SET EXERCISE: All of the material below is to be repeated exactly.

Extracted data entries:
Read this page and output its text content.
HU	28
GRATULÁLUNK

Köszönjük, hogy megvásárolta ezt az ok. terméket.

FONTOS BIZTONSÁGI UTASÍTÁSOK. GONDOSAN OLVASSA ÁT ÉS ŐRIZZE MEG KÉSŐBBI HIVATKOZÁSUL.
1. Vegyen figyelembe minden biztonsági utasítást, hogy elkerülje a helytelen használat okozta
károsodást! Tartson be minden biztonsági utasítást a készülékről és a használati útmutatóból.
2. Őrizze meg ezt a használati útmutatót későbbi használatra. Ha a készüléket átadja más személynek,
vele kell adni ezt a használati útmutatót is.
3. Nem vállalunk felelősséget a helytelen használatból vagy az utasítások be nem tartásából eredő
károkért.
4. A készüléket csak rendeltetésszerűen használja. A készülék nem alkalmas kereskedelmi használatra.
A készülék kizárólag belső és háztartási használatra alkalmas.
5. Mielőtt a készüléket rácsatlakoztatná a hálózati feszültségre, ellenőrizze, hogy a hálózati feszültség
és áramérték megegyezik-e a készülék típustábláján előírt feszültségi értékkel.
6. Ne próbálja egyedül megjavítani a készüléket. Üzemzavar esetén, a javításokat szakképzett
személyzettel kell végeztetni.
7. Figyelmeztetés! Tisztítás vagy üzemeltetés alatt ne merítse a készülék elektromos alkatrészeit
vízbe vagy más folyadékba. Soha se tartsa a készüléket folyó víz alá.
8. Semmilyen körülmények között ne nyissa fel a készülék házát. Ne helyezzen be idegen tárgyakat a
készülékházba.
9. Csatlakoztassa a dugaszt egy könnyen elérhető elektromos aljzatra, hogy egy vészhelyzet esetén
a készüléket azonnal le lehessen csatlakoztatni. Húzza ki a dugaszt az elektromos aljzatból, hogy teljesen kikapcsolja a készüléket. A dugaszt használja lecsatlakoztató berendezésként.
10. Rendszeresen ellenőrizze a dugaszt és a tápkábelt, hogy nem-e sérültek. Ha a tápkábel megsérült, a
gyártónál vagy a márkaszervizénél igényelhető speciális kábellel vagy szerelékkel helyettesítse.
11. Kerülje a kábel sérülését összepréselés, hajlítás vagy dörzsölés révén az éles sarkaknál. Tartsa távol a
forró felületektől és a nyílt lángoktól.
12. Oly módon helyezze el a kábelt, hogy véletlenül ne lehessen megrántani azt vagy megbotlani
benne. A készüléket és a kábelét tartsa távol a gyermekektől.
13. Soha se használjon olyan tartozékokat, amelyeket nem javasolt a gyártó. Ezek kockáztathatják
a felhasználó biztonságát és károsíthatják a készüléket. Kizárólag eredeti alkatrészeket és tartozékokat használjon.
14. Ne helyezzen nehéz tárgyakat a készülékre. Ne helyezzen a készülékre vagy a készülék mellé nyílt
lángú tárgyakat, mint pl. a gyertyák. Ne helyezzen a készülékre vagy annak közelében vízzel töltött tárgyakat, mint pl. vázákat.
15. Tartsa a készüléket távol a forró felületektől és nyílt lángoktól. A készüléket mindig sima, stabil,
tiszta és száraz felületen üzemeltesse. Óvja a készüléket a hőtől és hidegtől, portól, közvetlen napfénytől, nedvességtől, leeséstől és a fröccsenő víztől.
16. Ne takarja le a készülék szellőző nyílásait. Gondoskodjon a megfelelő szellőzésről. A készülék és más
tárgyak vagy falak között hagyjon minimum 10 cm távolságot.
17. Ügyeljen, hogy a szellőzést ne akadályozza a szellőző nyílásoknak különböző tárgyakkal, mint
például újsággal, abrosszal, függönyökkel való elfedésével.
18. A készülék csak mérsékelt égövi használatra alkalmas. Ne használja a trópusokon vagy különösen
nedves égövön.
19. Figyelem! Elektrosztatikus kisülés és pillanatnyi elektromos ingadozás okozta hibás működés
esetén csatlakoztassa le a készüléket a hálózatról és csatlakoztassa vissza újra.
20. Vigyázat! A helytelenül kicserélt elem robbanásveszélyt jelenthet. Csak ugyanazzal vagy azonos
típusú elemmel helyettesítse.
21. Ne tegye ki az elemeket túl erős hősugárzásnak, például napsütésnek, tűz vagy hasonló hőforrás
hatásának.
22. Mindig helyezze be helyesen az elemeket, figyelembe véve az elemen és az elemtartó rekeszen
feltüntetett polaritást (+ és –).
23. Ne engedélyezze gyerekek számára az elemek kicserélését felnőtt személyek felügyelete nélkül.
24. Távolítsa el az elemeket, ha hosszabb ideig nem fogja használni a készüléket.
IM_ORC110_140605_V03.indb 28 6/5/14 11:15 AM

THE SOLUTION:
Read this page and output its text content.
HU	28
GRATULÁLUNK

Köszönjük, hogy megvásárolta ezt az ok. terméket.

FONTOS BIZTONSÁGI UTASÍTÁSOK. GONDOSAN OLVASSA ÁT ÉS ŐRIZZE MEG KÉSŐBBI HIVATKOZÁSUL.
1. Vegyen figyelembe minden biztonsági utasítást, hogy elkerülje a helytelen használat okozta
károsodást! Tartson be minden biztonsági utasítást a készülékről és a használati útmutatóból.
2. Őrizze meg ezt a használati útmutatót későbbi használatra. Ha a készüléket átadja más személynek,
vele kell adni ezt a használati útmutatót is.
3. Nem vállalunk felelősséget a helytelen használatból vagy az utasítások be nem tartásából eredő
károkért.
4. A készüléket csak rendeltetésszerűen használja. A készülék nem alkalmas kereskedelmi használatra.
A készülék kizárólag belső és háztartási használatra alkalmas.
5. Mielőtt a készüléket rácsatlakoztatná a hálózati feszültségre, ellenőrizze, hogy a hálózati feszültség
és áramérték megegyezik-e a készülék típustábláján előírt feszültségi értékkel.
6. Ne próbálja egyedül megjavítani a készüléket. Üzemzavar esetén, a javításokat szakképzett
személyzettel kell végeztetni.
7. Figyelmeztetés! Tisztítás vagy üzemeltetés alatt ne merítse a készülék elektromos alkatrészeit
vízbe vagy más folyadékba. Soha se tartsa a készüléket folyó víz alá.
8. Semmilyen körülmények között ne nyissa fel a készülék házát. Ne helyezzen be idegen tárgyakat a
készülékházba.
9. Csatlakoztassa a dugaszt egy könnyen elérhető elektromos aljzatra, hogy egy vészhelyzet esetén
a készüléket azonnal le lehessen csatlakoztatni. Húzza ki a dugaszt az elektromos aljzatból, hogy teljesen kikapcsolja a készüléket. A dugaszt használja lecsatlakoztató berendezésként.
10. Rendszeresen ellenőrizze a dugaszt és a tápkábelt, hogy nem-e sérültek. Ha a tápkábel megsérült, a
gyártónál vagy a márkaszervizénél igényelhető speciális kábellel vagy szerelékkel helyettesítse.
11. Kerülje a kábel sérülését összepréselés, hajlítás vagy dörzsölés révén az éles sarkaknál. Tartsa távol a
forró felületektől és a nyílt lángoktól.
12. Oly módon helyezze el a kábelt, hogy véletlenül ne lehessen megrántani azt vagy megbotlani
benne. A készüléket és a kábelét tartsa távol a gyermekektől.
13. Soha se használjon olyan tartozékokat, amelyeket nem javasolt a gyártó. Ezek kockáztathatják
a felhasználó biztonságát és károsíthatják a készüléket. Kizárólag eredeti alkatrészeket és tartozékokat használjon.
14. Ne helyezzen nehéz tárgyakat a készülékre. Ne helyezzen a készülékre vagy a készülék mellé nyílt
lángú tárgyakat, mint pl. a gyertyák. Ne helyezzen a készülékre vagy annak közelében vízzel töltött tárgyakat, mint pl. vázákat.
15. Tartsa a készüléket távol a forró felületektől és nyílt lángoktól. A készüléket mindig sima, stabil,
tiszta és száraz felületen üzemeltesse. Óvja a készüléket a hőtől és hidegtől, portól, közvetlen napfénytől, nedvességtől, leeséstől és a fröccsenő víztől.
16. Ne takarja le a készülék szellőző nyílásait. Gondoskodjon a megfelelő szellőzésről. A készülék és más
tárgyak vagy falak között hagyjon minimum 10 cm távolságot.
17. Ügyeljen, hogy a szellőzést ne akadályozza a szellőző nyílásoknak különböző tárgyakkal, mint
például újsággal, abrosszal, függönyökkel való elfedésével.
18. A készülék csak mérsékelt égövi használatra alkalmas. Ne használja a trópusokon vagy különösen
nedves égövön.
19. Figyelem! Elektrosztatikus kisülés és pillanatnyi elektromos ingadozás okozta hibás működés
esetén csatlakoztassa le a készüléket a hálózatról és csatlakoztassa vissza újra.
20. Vigyázat! A helytelenül kicserélt elem robbanásveszélyt jelenthet. Csak ugyanazzal vagy azonos
típusú elemmel helyettesítse.
21. Ne tegye ki az elemeket túl erős hősugárzásnak, például napsütésnek, tűz vagy hasonló hőforrás
hatásának.
22. Mindig helyezze be helyesen az elemeket, figyelembe véve az elemen és az elemtartó rekeszen
feltüntetett polaritást (+ és –).
23. Ne engedélyezze gyerekek számára az elemek kicserélését felnőtt személyek felügyelete nélkül.
24. Távolítsa el az elemeket, ha hosszabb ideig nem fogja használni a készüléket.
IM_ORC110_140605_V03.indb 28 6/5/14 11:15 AM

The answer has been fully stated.